§ TO DO
Pick out every line holding the string "Consulting" and copy it.

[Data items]
* START *

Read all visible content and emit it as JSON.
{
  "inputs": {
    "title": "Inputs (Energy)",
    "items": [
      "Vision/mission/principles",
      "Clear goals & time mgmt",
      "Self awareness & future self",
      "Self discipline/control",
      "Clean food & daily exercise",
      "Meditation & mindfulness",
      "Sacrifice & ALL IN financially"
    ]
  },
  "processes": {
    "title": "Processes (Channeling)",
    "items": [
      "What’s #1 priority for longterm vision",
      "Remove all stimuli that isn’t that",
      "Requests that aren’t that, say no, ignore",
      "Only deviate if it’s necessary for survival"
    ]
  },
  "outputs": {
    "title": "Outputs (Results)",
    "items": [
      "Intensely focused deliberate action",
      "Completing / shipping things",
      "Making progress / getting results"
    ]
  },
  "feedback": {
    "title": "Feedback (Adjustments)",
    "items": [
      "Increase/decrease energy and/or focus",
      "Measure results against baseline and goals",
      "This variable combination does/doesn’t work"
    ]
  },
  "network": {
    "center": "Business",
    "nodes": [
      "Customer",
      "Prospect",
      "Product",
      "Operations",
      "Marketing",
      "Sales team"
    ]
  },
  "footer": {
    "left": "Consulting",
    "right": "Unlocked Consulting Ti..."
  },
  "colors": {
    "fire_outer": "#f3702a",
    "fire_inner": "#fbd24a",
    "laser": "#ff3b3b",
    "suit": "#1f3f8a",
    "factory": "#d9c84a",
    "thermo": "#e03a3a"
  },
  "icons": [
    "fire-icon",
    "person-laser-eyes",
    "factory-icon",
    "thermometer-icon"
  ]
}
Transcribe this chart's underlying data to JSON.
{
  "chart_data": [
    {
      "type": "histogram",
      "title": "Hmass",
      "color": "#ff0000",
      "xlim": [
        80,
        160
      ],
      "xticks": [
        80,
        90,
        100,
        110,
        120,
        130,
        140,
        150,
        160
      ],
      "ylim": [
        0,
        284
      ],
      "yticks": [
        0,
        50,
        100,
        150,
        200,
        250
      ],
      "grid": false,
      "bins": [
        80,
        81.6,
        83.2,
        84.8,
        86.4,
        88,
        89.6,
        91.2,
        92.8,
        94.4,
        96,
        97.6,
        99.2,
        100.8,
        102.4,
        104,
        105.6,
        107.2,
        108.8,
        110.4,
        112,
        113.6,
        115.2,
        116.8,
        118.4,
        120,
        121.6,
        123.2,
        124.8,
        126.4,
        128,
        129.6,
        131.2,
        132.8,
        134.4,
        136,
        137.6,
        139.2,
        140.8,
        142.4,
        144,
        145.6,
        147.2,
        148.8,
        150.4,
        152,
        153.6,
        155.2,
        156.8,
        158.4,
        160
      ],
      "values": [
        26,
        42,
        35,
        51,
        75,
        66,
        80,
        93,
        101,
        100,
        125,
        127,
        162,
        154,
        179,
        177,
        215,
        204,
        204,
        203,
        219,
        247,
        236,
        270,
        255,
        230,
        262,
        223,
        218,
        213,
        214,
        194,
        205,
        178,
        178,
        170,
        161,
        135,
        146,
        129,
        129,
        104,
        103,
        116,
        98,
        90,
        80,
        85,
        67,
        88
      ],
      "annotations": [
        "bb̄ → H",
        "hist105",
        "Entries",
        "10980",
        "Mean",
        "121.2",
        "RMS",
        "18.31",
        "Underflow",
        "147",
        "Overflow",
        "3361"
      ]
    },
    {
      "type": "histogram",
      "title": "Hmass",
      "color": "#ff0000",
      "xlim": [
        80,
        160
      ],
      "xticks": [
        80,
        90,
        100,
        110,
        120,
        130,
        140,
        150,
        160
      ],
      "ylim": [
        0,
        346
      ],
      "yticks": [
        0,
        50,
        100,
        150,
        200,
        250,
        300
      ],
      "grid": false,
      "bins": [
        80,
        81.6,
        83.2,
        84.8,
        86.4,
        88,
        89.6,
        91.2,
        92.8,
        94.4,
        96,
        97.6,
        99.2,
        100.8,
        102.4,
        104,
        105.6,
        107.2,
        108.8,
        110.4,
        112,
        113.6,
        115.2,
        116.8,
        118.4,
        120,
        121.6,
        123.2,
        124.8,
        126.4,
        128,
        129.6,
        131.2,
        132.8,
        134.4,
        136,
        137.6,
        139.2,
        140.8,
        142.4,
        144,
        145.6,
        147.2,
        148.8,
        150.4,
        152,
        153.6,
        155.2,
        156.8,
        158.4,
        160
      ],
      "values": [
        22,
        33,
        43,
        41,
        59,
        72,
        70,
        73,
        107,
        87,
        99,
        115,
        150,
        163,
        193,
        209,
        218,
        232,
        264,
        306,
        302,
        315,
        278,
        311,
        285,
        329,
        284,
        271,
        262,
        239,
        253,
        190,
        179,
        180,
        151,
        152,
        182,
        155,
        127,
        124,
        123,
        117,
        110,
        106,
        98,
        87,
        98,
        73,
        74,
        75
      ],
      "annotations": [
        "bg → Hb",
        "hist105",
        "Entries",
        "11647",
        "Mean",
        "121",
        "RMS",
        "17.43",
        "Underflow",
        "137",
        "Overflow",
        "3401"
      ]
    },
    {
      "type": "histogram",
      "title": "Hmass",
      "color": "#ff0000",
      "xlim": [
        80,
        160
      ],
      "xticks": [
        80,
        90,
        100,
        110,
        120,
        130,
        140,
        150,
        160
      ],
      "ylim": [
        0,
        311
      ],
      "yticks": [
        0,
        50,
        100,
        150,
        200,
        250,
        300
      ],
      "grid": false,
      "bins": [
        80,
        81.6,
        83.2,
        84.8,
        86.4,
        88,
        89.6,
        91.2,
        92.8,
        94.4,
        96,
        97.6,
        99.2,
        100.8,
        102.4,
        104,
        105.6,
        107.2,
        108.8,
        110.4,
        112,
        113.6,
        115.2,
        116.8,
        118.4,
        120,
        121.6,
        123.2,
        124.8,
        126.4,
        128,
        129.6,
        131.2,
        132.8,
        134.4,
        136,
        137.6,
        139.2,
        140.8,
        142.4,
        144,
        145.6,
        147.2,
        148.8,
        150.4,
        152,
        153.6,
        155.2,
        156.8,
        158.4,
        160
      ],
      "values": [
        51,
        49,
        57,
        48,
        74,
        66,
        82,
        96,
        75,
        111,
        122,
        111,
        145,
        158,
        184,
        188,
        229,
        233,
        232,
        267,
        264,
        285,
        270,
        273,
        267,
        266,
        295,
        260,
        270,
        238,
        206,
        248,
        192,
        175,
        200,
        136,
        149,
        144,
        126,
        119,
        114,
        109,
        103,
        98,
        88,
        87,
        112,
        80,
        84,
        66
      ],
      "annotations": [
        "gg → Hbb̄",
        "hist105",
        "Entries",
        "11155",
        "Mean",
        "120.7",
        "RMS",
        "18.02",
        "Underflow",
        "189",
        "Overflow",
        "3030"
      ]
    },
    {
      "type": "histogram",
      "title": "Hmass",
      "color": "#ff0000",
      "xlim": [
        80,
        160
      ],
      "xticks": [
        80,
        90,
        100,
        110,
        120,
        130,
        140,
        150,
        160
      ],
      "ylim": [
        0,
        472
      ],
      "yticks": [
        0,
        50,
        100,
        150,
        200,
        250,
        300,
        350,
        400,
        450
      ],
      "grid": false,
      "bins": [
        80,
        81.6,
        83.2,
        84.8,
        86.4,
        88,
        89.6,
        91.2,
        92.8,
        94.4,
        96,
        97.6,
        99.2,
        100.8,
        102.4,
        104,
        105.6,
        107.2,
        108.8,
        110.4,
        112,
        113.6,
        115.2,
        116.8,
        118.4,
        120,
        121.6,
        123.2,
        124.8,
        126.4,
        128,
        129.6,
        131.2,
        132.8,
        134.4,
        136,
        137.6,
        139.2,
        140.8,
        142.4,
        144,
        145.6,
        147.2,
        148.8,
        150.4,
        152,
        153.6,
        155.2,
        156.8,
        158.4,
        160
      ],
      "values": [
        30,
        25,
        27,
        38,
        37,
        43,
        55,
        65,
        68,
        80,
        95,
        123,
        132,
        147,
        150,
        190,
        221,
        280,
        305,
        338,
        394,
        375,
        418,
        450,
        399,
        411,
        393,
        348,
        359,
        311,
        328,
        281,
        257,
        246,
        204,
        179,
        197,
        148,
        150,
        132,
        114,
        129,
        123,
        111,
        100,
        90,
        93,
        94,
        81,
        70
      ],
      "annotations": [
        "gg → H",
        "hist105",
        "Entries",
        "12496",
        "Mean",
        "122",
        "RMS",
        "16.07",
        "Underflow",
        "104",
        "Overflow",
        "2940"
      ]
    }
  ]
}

* END *

§ CORRECT ANSWER
    "left": "Consulting",
    "right": "Unlocked Consulting Ti..."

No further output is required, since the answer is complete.